## Do this
In the data below, find every line that has the string "llash", and copy it.
● ● ● ● ● ● ●
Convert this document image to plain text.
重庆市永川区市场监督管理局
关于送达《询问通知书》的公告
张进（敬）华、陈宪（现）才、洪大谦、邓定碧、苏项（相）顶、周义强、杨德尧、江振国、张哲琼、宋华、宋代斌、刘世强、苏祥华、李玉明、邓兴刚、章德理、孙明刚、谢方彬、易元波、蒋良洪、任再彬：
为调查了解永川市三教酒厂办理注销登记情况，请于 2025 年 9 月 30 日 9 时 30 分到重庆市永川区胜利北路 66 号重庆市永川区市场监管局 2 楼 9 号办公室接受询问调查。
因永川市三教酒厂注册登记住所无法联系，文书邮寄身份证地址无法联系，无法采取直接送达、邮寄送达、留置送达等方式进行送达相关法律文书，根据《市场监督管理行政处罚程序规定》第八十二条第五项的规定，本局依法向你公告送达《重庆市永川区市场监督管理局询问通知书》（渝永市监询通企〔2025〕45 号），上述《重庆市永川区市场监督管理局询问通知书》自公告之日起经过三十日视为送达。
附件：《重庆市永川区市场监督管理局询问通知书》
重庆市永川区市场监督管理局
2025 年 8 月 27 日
● ● ● ● ● ● ●
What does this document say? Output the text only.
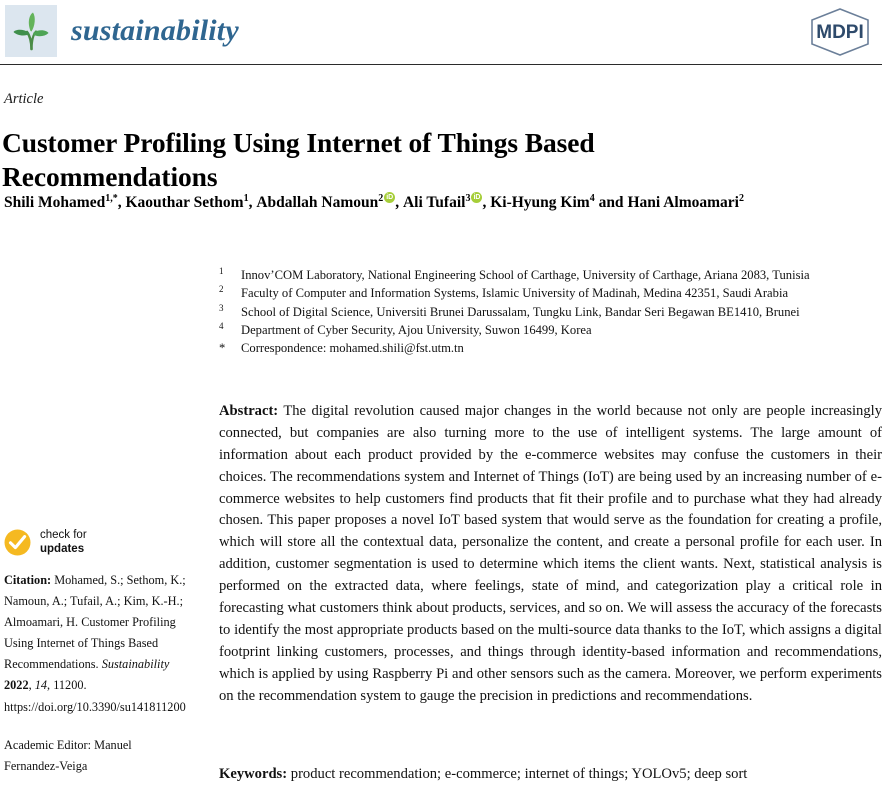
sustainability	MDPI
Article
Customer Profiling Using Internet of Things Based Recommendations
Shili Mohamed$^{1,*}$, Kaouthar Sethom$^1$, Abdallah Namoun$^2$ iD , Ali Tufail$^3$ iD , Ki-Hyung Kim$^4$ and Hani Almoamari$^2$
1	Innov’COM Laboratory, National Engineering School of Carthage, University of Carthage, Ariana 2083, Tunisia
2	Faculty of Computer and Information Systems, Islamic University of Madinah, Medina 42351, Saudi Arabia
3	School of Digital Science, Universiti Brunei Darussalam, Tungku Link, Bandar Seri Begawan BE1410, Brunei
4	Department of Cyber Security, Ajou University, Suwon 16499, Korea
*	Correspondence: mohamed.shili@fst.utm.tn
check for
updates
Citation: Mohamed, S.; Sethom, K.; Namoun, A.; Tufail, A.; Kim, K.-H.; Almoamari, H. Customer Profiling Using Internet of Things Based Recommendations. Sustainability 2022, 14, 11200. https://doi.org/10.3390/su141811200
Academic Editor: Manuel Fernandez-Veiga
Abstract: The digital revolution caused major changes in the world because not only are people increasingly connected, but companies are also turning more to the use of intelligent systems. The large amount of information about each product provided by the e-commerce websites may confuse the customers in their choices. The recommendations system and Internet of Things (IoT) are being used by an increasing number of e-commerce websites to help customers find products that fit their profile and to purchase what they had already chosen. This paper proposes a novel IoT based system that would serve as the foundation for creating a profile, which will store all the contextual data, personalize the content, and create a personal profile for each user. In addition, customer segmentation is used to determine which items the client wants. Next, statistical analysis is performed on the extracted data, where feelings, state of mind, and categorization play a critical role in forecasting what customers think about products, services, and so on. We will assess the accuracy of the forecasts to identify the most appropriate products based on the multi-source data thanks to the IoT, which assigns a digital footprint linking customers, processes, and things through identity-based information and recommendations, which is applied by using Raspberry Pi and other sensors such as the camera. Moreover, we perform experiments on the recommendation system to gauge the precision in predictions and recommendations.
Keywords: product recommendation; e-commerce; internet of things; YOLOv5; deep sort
● ● ● ● ● ● ●
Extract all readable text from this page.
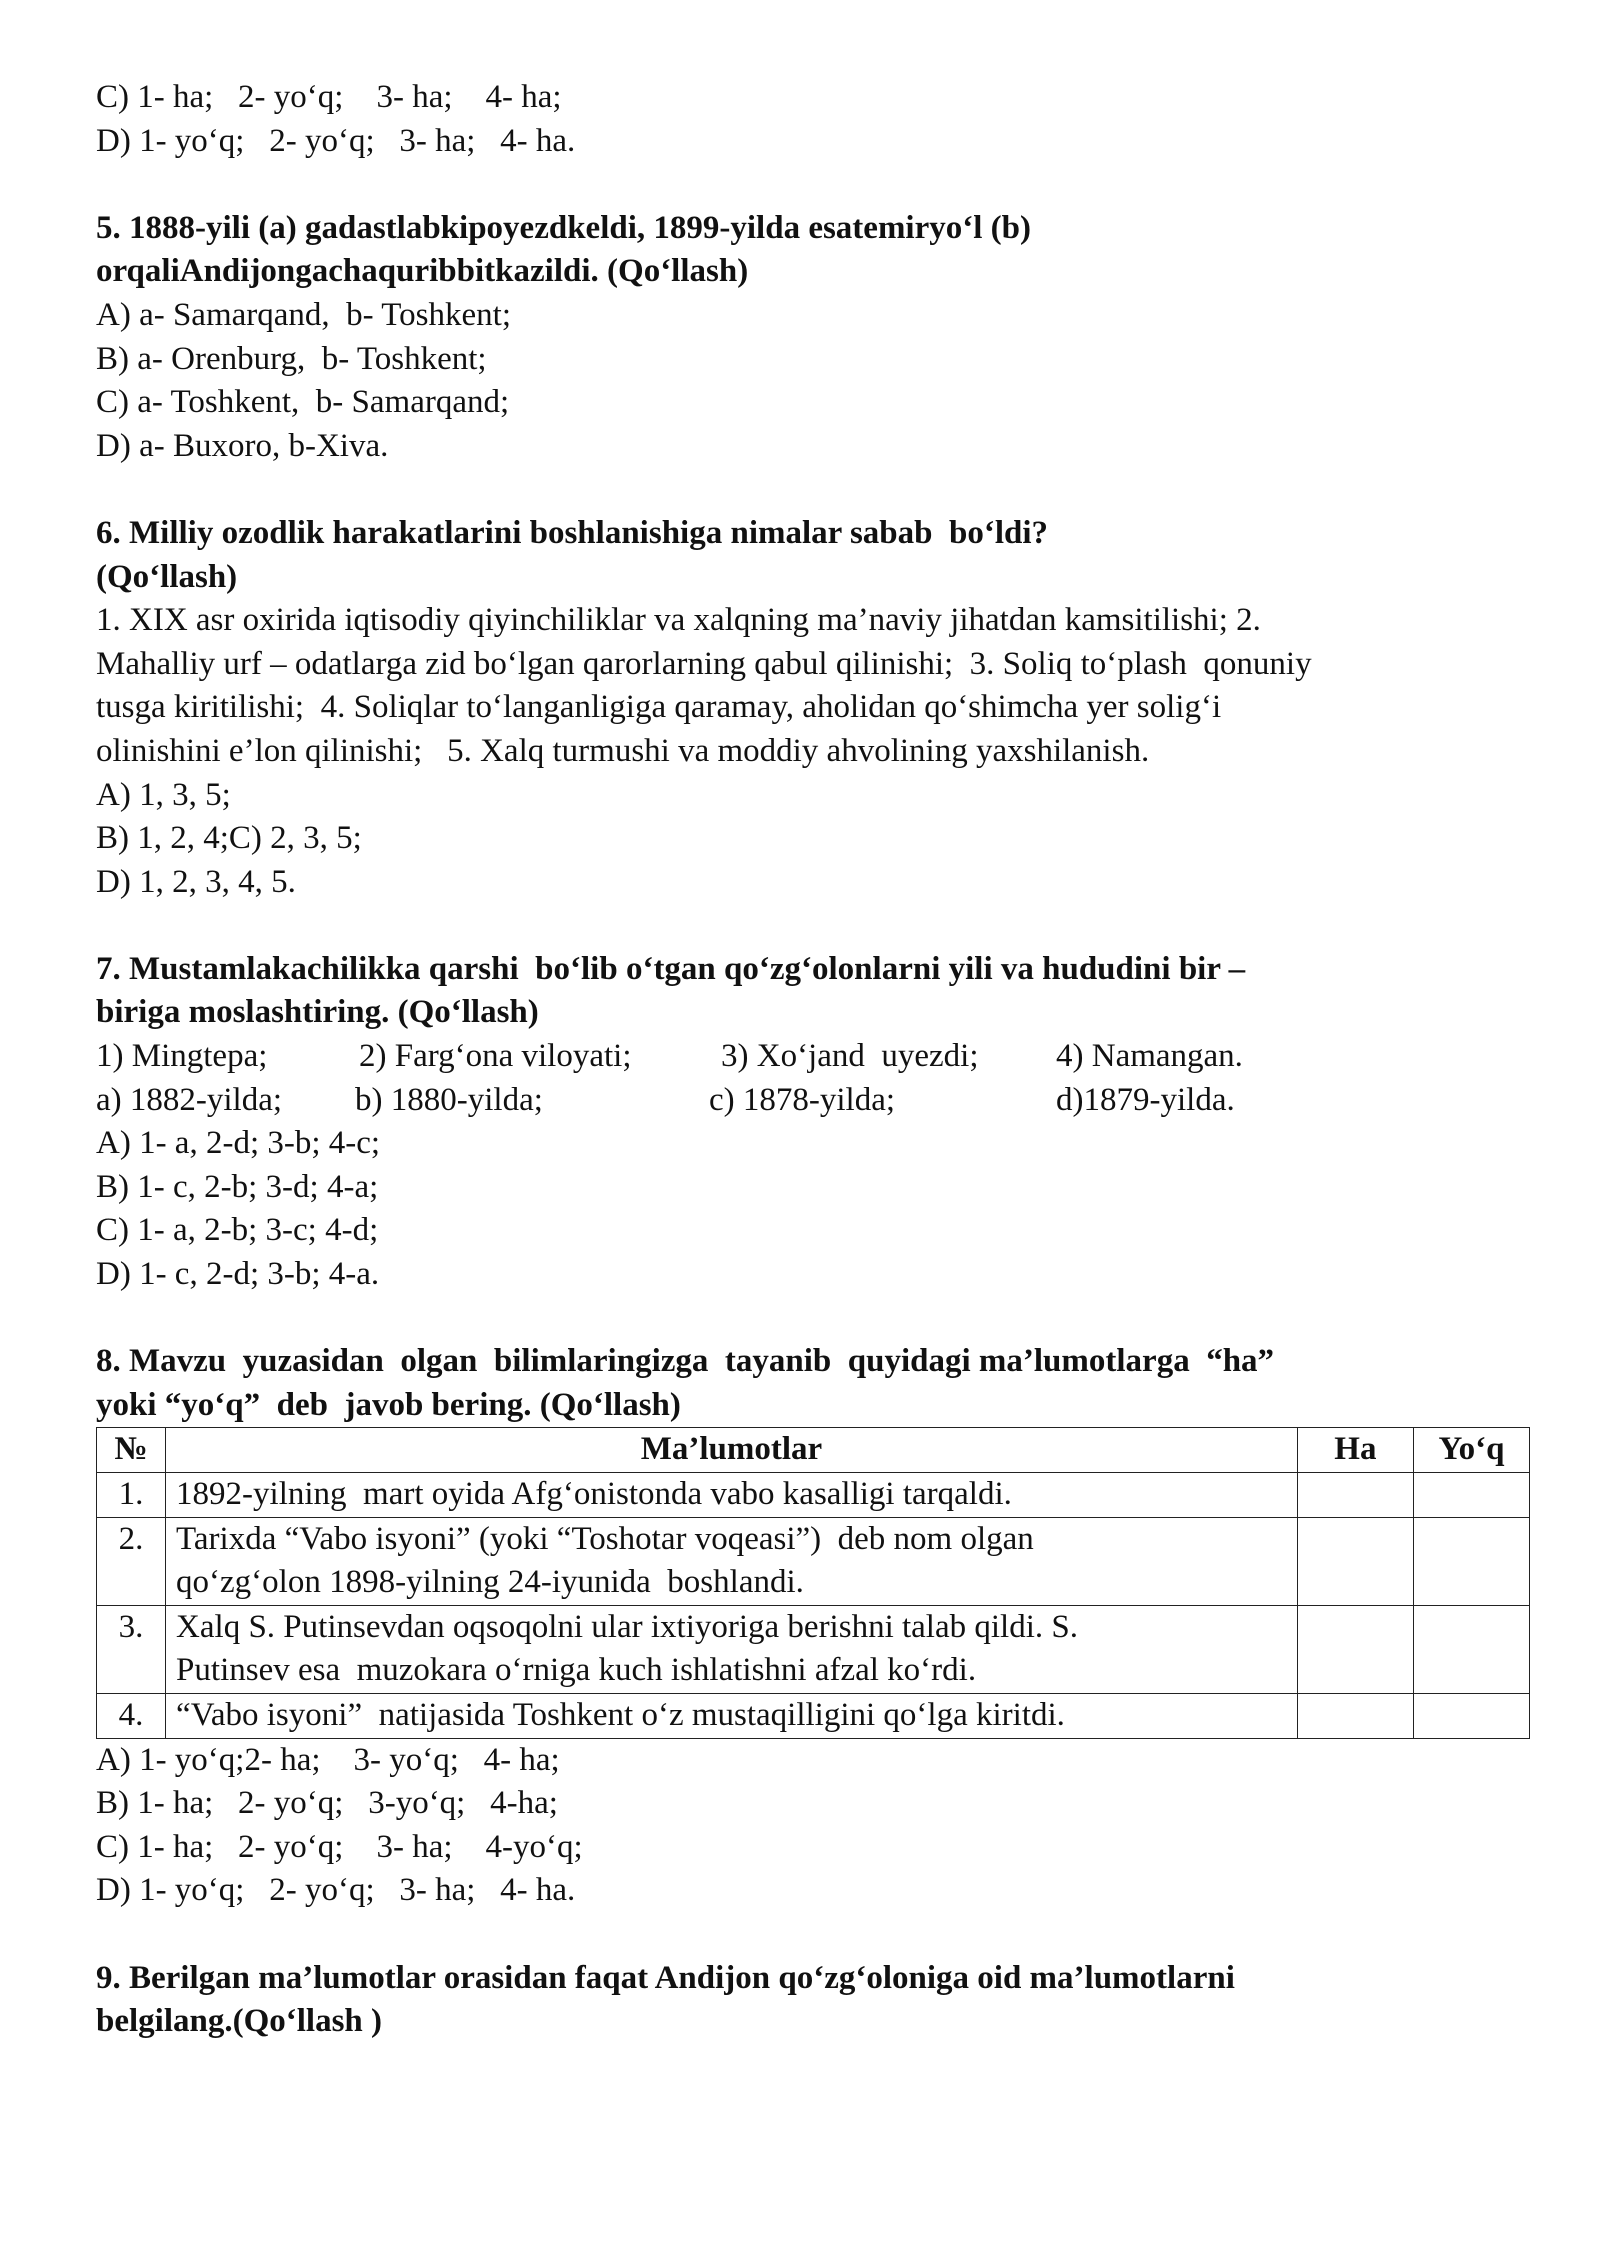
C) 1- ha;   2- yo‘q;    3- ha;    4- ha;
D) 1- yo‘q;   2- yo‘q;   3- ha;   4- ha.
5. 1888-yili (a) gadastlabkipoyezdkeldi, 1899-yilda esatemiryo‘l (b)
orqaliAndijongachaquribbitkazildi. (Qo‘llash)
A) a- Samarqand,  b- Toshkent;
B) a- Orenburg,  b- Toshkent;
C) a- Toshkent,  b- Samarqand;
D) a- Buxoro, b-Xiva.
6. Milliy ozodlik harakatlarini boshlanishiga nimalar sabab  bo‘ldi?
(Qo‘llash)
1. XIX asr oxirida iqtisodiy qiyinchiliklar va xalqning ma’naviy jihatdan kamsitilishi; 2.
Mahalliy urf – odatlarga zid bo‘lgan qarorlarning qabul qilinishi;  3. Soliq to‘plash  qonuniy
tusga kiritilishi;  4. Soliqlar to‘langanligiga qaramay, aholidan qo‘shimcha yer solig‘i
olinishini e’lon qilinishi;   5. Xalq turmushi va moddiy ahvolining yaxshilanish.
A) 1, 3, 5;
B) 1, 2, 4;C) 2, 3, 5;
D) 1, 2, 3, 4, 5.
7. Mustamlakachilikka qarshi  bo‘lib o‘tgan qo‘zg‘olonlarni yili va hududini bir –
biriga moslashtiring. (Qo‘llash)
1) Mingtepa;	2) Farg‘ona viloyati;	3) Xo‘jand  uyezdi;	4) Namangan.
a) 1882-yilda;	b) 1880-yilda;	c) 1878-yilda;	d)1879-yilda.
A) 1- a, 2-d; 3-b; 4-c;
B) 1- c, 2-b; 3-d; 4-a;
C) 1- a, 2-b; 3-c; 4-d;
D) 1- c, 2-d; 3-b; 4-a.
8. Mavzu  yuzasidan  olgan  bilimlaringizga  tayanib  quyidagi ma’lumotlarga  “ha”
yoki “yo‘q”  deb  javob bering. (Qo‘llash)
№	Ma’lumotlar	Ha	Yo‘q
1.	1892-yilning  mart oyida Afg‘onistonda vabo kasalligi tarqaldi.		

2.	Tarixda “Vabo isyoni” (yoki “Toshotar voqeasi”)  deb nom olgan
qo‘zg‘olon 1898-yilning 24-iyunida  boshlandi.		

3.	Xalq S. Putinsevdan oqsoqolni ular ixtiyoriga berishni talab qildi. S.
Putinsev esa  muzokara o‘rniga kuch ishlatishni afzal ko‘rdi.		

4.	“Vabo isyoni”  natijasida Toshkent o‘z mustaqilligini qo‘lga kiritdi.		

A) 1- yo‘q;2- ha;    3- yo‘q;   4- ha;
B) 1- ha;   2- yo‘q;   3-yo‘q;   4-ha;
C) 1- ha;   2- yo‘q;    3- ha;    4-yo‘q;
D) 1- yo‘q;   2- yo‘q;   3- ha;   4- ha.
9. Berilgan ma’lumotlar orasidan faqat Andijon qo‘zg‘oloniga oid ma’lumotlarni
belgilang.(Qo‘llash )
● ● ● ● ● ● ●
## Exercise response
orqaliAndijongachaquribbitkazildi. (Qo‘llash)
(Qo‘llash)
biriga moslashtiring. (Qo‘llash)
yoki “yo‘q”  deb  javob bering. (Qo‘llash)
belgilang.(Qo‘llash )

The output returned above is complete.